Excerpted data »
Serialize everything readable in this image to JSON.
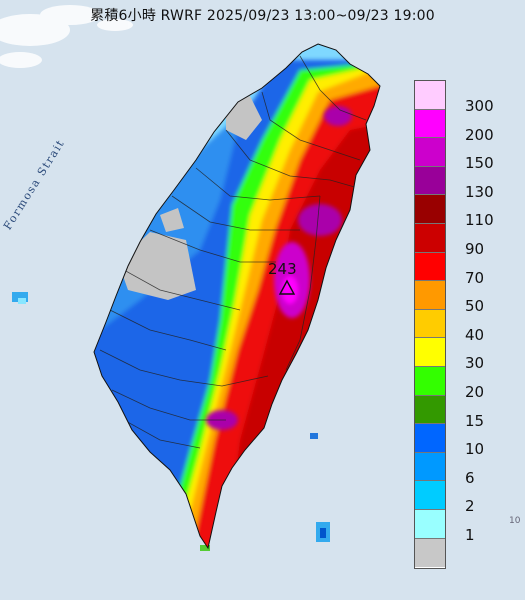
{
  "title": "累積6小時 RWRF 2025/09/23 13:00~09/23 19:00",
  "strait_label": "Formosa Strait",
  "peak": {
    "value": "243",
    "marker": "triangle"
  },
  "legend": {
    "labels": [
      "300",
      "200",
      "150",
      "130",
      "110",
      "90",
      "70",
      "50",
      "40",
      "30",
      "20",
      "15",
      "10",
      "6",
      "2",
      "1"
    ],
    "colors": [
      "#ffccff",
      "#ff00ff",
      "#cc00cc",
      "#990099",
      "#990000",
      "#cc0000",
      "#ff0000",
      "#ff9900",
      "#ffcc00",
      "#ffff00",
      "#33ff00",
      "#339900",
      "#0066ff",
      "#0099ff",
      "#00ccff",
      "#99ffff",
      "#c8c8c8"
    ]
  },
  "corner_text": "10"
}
* * *
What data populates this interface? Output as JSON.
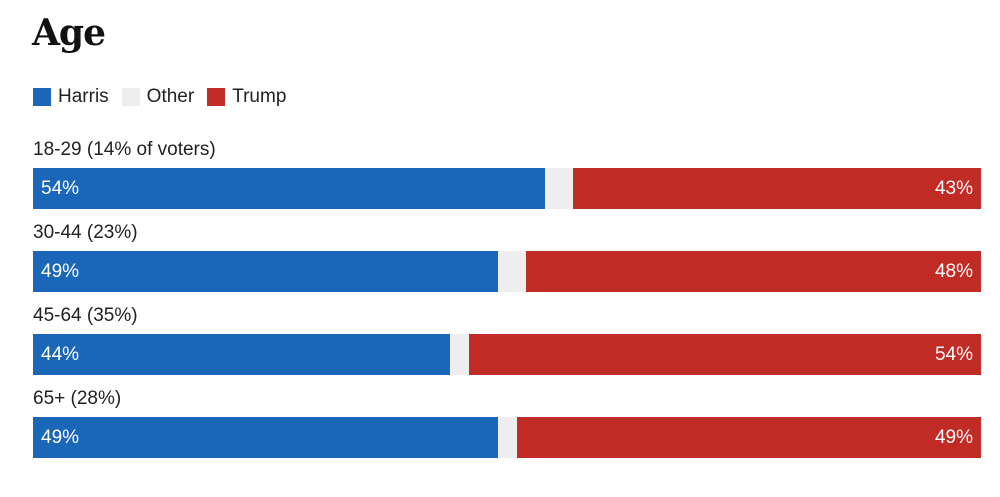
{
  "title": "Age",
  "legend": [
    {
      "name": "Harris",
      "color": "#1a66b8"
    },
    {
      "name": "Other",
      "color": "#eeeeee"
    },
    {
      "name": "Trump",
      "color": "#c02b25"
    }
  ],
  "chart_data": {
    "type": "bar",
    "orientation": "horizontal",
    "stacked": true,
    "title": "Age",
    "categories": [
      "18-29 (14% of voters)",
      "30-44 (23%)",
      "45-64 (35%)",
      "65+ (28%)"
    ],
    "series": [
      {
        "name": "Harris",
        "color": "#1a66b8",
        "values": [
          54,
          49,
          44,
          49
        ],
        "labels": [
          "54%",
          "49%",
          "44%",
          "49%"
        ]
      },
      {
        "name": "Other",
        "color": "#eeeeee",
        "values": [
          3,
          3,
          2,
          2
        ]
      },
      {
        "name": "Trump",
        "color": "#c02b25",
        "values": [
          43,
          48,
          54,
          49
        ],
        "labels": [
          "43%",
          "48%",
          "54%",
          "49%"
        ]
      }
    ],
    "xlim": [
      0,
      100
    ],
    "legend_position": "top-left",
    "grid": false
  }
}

Description of the task » Identify and copy lines that hold the string "name".

Exercise response »
      "name": "Harris",
      "name": "Other",
      "name": "Trump",
        "name": "Harris",
        "name": "Other",
        "name": "Trump",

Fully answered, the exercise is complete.